Data for this task =>
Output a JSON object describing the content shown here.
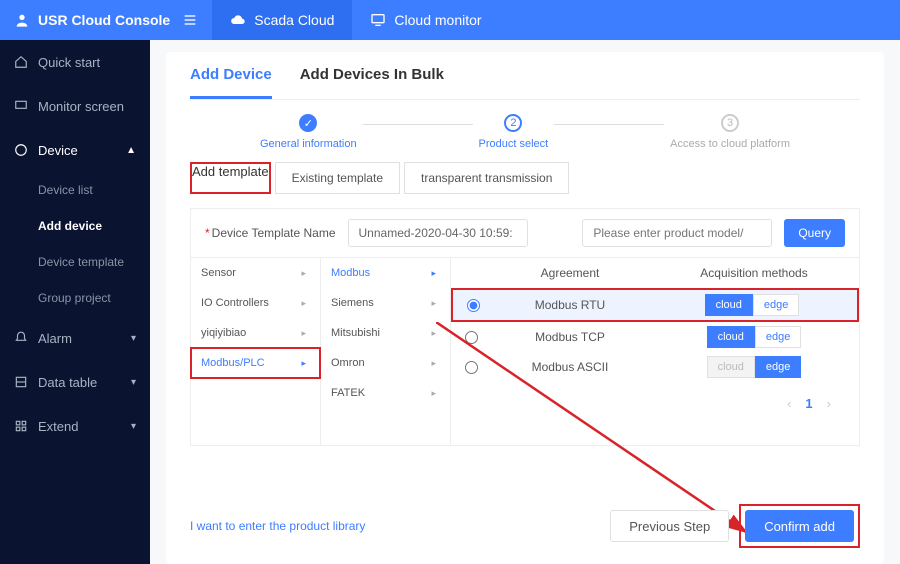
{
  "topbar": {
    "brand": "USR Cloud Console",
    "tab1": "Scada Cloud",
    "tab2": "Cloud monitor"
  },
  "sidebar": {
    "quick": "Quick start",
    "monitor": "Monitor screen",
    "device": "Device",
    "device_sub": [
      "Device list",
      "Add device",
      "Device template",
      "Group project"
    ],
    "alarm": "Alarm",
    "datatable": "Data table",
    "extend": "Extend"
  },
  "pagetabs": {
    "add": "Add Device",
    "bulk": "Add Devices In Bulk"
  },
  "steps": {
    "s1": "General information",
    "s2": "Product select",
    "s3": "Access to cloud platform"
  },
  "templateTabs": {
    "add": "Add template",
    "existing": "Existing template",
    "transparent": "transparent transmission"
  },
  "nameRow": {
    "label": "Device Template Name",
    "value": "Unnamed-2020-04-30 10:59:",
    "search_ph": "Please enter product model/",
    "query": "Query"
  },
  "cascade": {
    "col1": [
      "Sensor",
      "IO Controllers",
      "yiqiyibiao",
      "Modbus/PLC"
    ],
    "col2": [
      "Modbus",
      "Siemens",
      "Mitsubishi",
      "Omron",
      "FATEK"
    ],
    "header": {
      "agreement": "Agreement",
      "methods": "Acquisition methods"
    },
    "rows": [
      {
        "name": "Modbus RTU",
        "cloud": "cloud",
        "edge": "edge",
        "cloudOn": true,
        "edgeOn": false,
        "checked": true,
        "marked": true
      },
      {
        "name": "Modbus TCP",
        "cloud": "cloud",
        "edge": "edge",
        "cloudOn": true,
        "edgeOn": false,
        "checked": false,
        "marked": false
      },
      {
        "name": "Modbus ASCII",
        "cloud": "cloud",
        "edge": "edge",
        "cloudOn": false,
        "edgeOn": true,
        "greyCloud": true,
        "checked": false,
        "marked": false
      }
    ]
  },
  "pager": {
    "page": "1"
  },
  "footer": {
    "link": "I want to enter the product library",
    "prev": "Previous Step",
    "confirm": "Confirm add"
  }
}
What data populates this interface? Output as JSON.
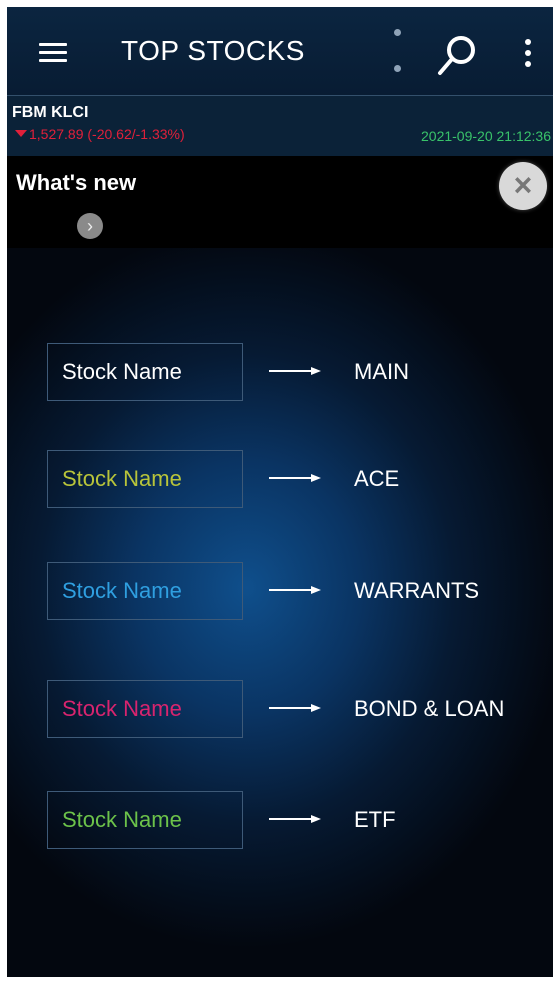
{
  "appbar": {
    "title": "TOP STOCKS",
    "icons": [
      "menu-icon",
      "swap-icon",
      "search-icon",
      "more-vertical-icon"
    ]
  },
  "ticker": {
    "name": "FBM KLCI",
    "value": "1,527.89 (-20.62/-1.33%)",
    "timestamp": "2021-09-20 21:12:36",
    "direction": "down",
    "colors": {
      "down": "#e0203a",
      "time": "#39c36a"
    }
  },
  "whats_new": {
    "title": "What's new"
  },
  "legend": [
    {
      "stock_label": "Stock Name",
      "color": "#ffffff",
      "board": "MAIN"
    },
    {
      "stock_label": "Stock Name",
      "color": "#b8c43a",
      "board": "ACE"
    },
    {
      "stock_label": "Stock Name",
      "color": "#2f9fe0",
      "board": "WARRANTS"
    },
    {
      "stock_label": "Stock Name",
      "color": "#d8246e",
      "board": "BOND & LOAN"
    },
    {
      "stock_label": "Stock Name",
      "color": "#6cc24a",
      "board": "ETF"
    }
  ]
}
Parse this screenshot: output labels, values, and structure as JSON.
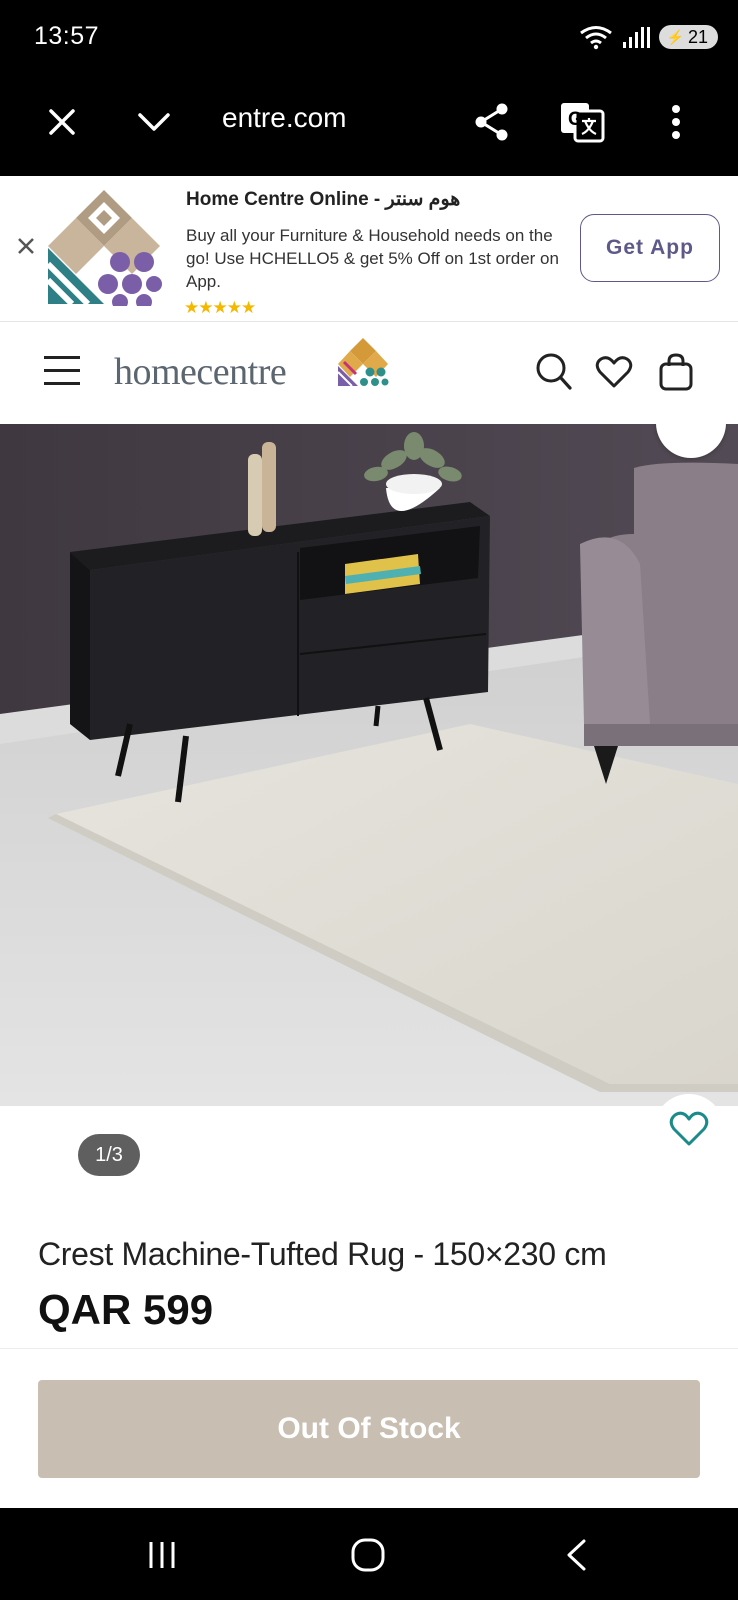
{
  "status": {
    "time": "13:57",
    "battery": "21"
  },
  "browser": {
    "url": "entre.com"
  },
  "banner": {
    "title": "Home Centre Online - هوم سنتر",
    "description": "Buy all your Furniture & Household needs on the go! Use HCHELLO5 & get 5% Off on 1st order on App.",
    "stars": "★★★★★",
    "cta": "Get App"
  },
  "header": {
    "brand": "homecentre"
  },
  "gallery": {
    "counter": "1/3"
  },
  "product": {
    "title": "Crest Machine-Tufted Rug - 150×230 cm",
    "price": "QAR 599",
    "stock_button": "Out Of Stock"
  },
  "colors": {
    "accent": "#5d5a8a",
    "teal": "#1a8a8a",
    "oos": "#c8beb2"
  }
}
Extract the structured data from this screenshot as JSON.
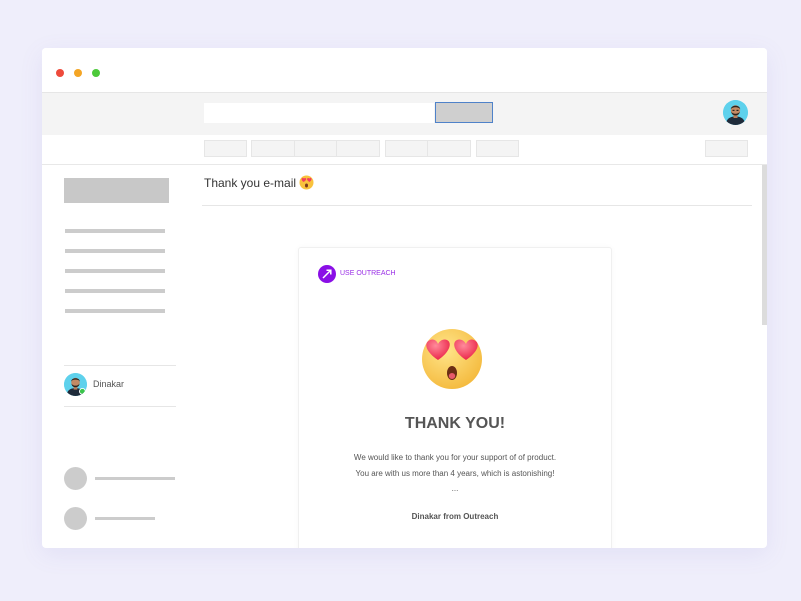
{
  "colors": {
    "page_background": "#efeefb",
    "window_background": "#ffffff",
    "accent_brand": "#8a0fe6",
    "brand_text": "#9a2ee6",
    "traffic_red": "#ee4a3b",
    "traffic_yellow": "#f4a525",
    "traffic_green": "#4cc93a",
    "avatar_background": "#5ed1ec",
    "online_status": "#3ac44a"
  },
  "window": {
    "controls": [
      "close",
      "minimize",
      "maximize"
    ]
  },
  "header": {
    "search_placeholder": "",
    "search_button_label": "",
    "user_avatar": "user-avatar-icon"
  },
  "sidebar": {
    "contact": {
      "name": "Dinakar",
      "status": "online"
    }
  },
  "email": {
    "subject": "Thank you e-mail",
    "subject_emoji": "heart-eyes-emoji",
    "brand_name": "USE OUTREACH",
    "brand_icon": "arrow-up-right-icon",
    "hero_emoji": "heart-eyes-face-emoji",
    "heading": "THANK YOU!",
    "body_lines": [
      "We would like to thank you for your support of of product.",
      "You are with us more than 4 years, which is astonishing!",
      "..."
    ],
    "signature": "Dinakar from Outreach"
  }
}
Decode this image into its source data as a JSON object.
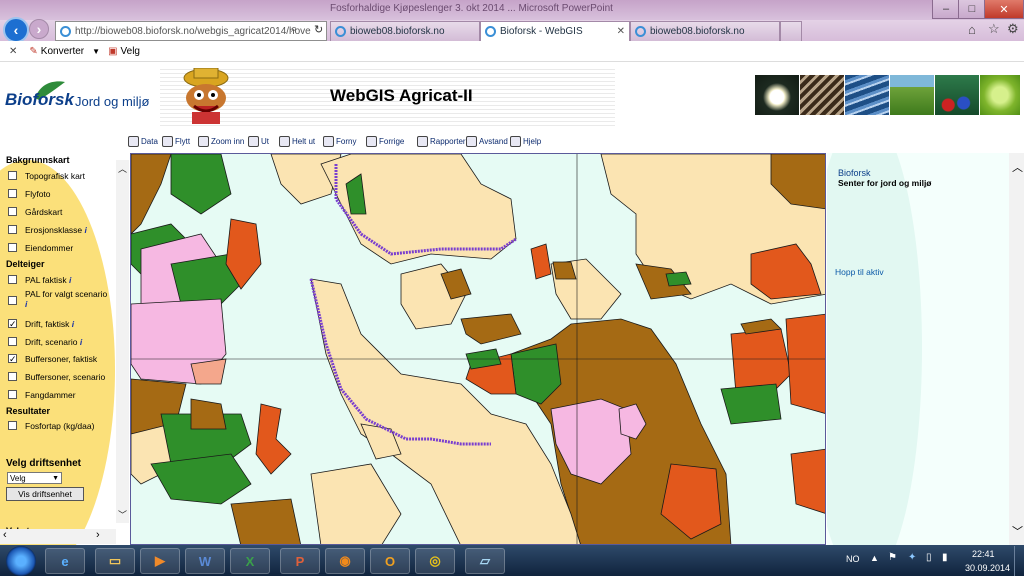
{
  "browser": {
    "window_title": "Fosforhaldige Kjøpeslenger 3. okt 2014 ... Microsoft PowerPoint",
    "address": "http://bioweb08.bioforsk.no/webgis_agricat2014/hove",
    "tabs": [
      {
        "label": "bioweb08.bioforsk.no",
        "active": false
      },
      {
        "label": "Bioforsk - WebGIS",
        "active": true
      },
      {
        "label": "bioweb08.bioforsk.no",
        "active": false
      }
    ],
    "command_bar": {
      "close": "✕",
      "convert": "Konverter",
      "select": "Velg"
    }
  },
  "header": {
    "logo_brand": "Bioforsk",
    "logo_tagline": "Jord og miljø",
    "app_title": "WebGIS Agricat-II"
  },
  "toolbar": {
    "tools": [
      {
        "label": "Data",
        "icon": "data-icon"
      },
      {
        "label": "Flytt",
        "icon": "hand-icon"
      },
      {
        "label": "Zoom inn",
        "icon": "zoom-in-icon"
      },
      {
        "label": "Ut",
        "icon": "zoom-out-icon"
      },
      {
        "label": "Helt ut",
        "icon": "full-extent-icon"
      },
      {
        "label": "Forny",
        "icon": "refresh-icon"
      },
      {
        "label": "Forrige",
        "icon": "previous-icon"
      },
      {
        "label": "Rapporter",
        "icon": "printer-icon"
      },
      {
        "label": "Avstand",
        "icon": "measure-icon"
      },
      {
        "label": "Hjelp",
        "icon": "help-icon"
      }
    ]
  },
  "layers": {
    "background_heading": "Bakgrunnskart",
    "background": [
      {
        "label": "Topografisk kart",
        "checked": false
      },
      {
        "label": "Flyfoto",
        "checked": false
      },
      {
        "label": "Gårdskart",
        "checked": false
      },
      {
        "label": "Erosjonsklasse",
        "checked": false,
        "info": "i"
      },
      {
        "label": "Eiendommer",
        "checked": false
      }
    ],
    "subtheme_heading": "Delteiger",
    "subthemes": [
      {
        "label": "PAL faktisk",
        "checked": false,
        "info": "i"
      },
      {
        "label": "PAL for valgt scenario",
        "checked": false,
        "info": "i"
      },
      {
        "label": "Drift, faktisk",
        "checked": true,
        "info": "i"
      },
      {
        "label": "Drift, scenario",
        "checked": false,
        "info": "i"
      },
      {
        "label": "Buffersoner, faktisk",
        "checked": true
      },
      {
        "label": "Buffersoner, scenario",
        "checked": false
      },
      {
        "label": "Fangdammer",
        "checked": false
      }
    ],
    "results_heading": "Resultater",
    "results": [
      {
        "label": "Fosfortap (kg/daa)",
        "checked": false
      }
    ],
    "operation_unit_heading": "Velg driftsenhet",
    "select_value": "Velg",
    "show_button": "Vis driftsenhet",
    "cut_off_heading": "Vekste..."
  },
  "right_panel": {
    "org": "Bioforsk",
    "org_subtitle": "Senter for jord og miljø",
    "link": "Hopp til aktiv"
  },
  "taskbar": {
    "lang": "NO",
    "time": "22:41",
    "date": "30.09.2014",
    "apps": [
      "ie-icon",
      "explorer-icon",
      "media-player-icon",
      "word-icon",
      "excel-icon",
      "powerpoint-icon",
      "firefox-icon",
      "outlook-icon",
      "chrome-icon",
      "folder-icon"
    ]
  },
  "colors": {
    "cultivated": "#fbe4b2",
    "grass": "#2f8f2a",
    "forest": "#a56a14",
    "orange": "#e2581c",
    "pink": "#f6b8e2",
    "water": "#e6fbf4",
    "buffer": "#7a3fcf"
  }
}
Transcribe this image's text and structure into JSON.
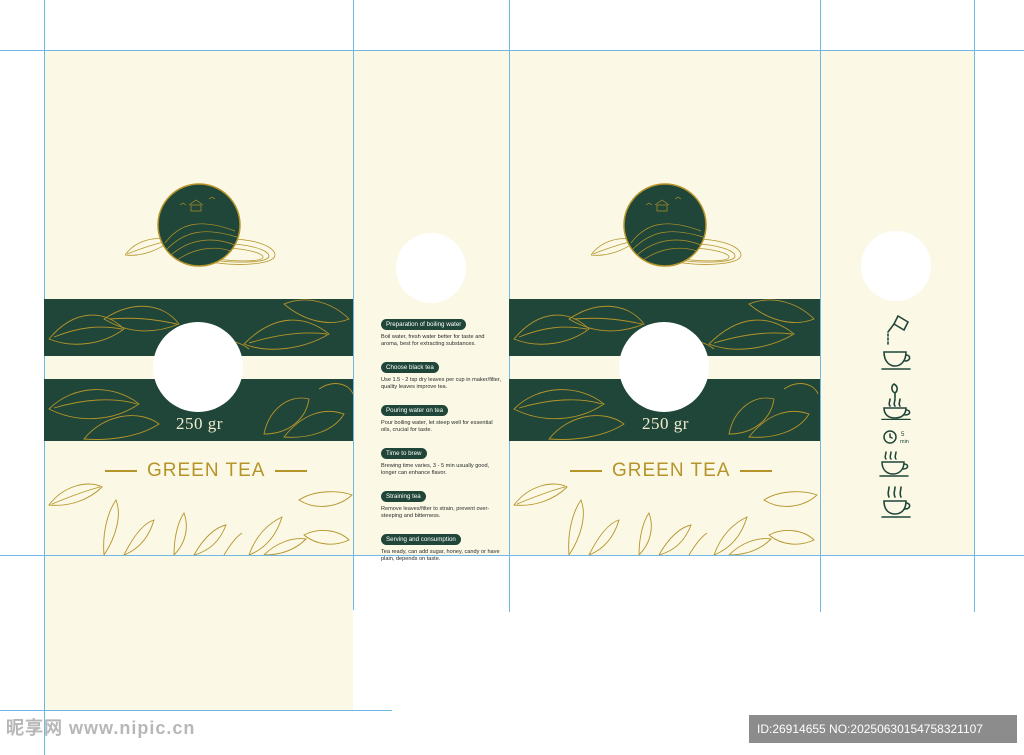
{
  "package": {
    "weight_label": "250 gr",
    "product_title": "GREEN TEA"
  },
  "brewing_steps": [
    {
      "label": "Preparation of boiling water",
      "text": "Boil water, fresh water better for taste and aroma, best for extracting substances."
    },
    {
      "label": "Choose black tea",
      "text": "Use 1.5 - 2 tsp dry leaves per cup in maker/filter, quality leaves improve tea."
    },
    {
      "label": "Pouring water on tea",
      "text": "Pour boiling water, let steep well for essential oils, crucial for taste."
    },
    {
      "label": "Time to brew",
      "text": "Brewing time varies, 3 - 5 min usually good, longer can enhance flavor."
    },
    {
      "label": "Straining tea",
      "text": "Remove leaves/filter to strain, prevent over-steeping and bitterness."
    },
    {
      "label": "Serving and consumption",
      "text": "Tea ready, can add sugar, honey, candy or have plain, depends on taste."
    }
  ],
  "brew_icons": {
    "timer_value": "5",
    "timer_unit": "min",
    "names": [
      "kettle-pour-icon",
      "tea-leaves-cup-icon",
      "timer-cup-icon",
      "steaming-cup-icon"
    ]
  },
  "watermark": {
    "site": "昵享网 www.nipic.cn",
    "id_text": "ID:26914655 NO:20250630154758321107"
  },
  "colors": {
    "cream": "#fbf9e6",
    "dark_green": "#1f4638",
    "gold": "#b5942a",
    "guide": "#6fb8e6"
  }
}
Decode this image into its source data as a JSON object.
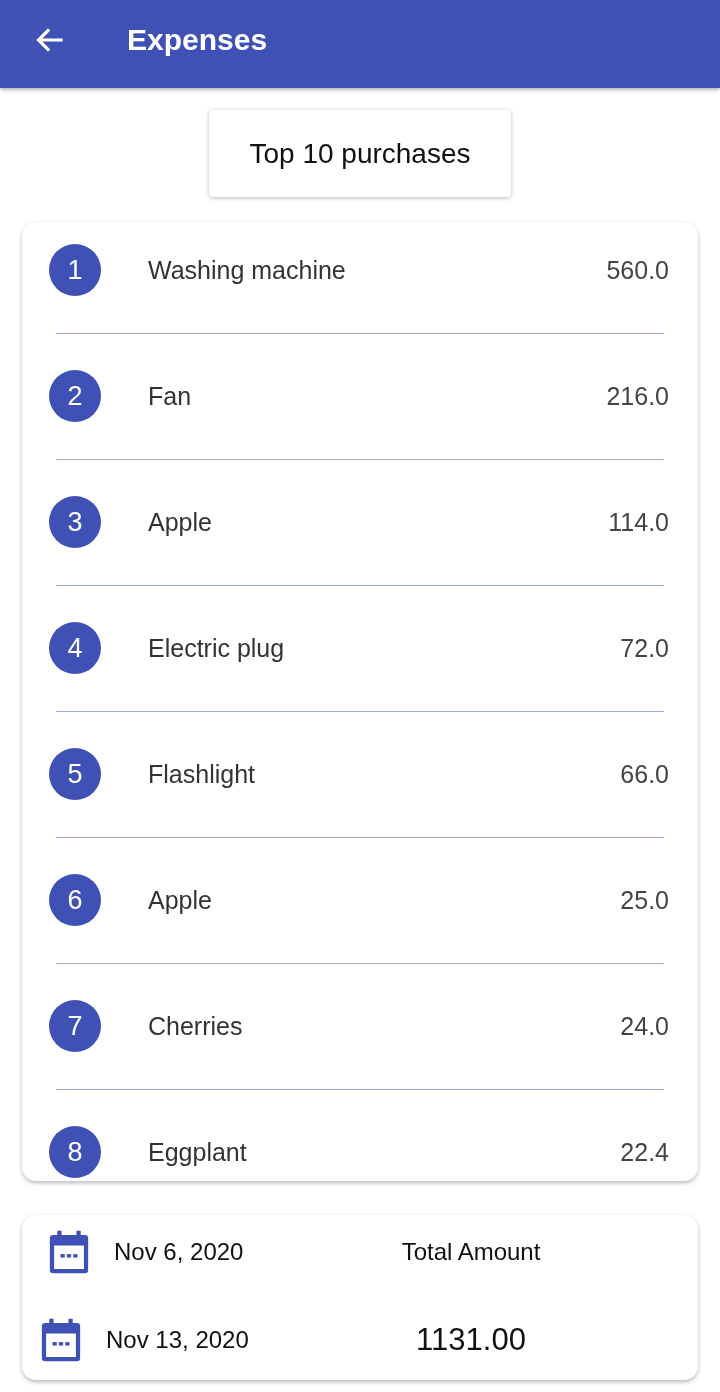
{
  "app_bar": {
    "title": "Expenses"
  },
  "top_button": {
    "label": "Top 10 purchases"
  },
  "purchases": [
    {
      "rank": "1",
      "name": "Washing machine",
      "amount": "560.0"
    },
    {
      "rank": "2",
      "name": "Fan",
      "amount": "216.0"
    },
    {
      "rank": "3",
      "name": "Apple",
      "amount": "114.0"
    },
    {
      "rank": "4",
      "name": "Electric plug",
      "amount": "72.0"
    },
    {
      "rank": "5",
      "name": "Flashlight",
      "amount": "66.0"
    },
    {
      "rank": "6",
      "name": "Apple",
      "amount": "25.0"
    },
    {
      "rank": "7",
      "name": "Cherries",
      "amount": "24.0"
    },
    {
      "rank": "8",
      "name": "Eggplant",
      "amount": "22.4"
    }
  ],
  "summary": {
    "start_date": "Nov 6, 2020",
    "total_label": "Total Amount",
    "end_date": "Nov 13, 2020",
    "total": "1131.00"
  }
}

Problem to work on => From the listing, copy each line containing the word "more".

Exercise solution =>
      "more-vertical-icon"
      "You are with us more than 4 years, which is astonishing!",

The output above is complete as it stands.